Can you quote the records below in full, word for word?

------ EXCERPTED DATA ------

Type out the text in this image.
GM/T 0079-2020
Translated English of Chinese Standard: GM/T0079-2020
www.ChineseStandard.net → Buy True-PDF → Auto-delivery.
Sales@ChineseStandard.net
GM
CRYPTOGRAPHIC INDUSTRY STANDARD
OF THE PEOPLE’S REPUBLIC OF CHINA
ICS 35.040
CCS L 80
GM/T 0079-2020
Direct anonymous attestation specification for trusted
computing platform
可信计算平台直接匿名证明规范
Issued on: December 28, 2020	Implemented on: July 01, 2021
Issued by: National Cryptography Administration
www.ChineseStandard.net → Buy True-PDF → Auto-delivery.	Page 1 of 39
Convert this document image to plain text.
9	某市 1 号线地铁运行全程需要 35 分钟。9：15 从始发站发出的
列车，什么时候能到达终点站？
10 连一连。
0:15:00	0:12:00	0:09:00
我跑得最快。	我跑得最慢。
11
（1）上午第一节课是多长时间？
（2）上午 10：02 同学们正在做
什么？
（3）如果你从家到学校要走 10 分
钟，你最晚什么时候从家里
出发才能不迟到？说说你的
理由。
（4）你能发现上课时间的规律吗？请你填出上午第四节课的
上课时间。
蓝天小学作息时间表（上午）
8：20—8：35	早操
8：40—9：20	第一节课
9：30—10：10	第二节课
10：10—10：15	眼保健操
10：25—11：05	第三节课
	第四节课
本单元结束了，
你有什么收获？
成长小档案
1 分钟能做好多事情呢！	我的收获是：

------

SOLUTION FOR THIS PROBLEM
Type out the text in this image.
GM/T 0079-2020
Translated English of Chinese Standard: GM/T0079-2020
www.ChineseStandard.net → Buy True-PDF → Auto-delivery.
Sales@ChineseStandard.net
GM
CRYPTOGRAPHIC INDUSTRY STANDARD
OF THE PEOPLE’S REPUBLIC OF CHINA
ICS 35.040
CCS L 80
GM/T 0079-2020
Direct anonymous attestation specification for trusted
computing platform
可信计算平台直接匿名证明规范
Issued on: December 28, 2020	Implemented on: July 01, 2021
Issued by: National Cryptography Administration
www.ChineseStandard.net → Buy True-PDF → Auto-delivery.	Page 1 of 39
Convert this document image to plain text.
9	某市 1 号线地铁运行全程需要 35 分钟。9：15 从始发站发出的
列车，什么时候能到达终点站？
10 连一连。
0:15:00	0:12:00	0:09:00
我跑得最快。	我跑得最慢。
11
（1）上午第一节课是多长时间？
（2）上午 10：02 同学们正在做
什么？
（3）如果你从家到学校要走 10 分
钟，你最晚什么时候从家里
出发才能不迟到？说说你的
理由。
（4）你能发现上课时间的规律吗？请你填出上午第四节课的
上课时间。
蓝天小学作息时间表（上午）
8：20—8：35	早操
8：40—9：20	第一节课
9：30—10：10	第二节课
10：10—10：15	眼保健操
10：25—11：05	第三节课
	第四节课
本单元结束了，
你有什么收获？
成长小档案
1 分钟能做好多事情呢！	我的收获是：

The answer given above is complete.